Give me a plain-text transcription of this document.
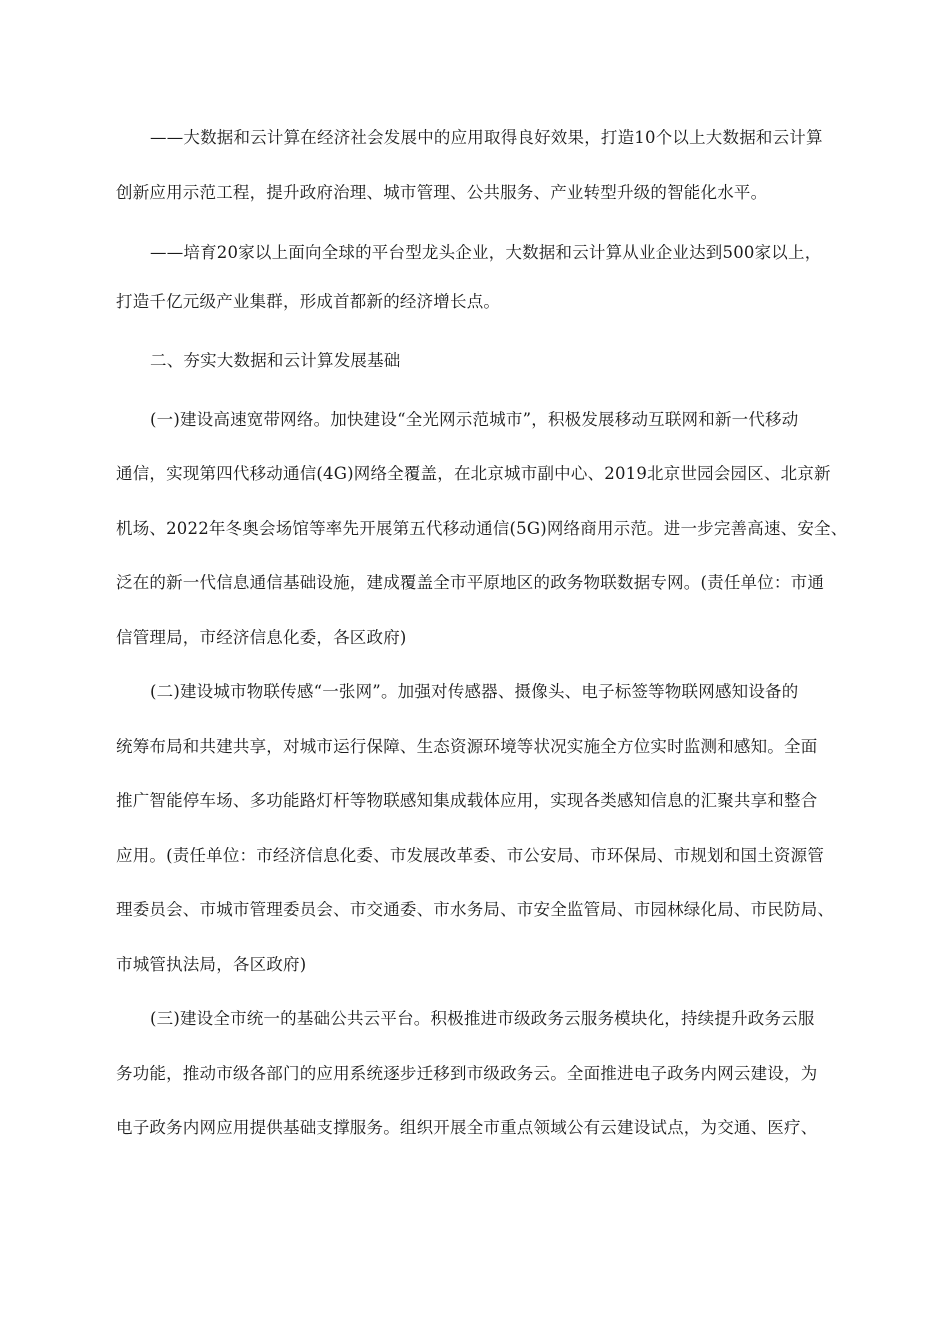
——大数据和云计算在经济社会发展中的应用取得良好效果，打造10个以上大数据和云计算
创新应用示范工程，提升政府治理、城市管理、公共服务、产业转型升级的智能化水平。
——培育20家以上面向全球的平台型龙头企业，大数据和云计算从业企业达到500家以上，
打造千亿元级产业集群，形成首都新的经济增长点。
二、夯实大数据和云计算发展基础
(一)建设高速宽带网络。加快建设“全光网示范城市”，积极发展移动互联网和新一代移动
通信，实现第四代移动通信(4G)网络全覆盖，在北京城市副中心、2019北京世园会园区、北京新
机场、2022年冬奥会场馆等率先开展第五代移动通信(5G)网络商用示范。进一步完善高速、安全、
泛在的新一代信息通信基础设施，建成覆盖全市平原地区的政务物联数据专网。(责任单位：市通
信管理局，市经济信息化委，各区政府)
(二)建设城市物联传感“一张网”。加强对传感器、摄像头、电子标签等物联网感知设备的
统筹布局和共建共享，对城市运行保障、生态资源环境等状况实施全方位实时监测和感知。全面
推广智能停车场、多功能路灯杆等物联感知集成载体应用，实现各类感知信息的汇聚共享和整合
应用。(责任单位：市经济信息化委、市发展改革委、市公安局、市环保局、市规划和国土资源管
理委员会、市城市管理委员会、市交通委、市水务局、市安全监管局、市园林绿化局、市民防局、
市城管执法局，各区政府)
(三)建设全市统一的基础公共云平台。积极推进市级政务云服务模块化，持续提升政务云服
务功能，推动市级各部门的应用系统逐步迁移到市级政务云。全面推进电子政务内网云建设，为
电子政务内网应用提供基础支撑服务。组织开展全市重点领域公有云建设试点，为交通、医疗、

- **WHAT IS EXPECTED**: Show every line where the string "市经济信息化委" appears.

- **SOLUTION TO THE PROBLEM**:
信管理局，市经济信息化委，各区政府)
应用。(责任单位：市经济信息化委、市发展改革委、市公安局、市环保局、市规划和国土资源管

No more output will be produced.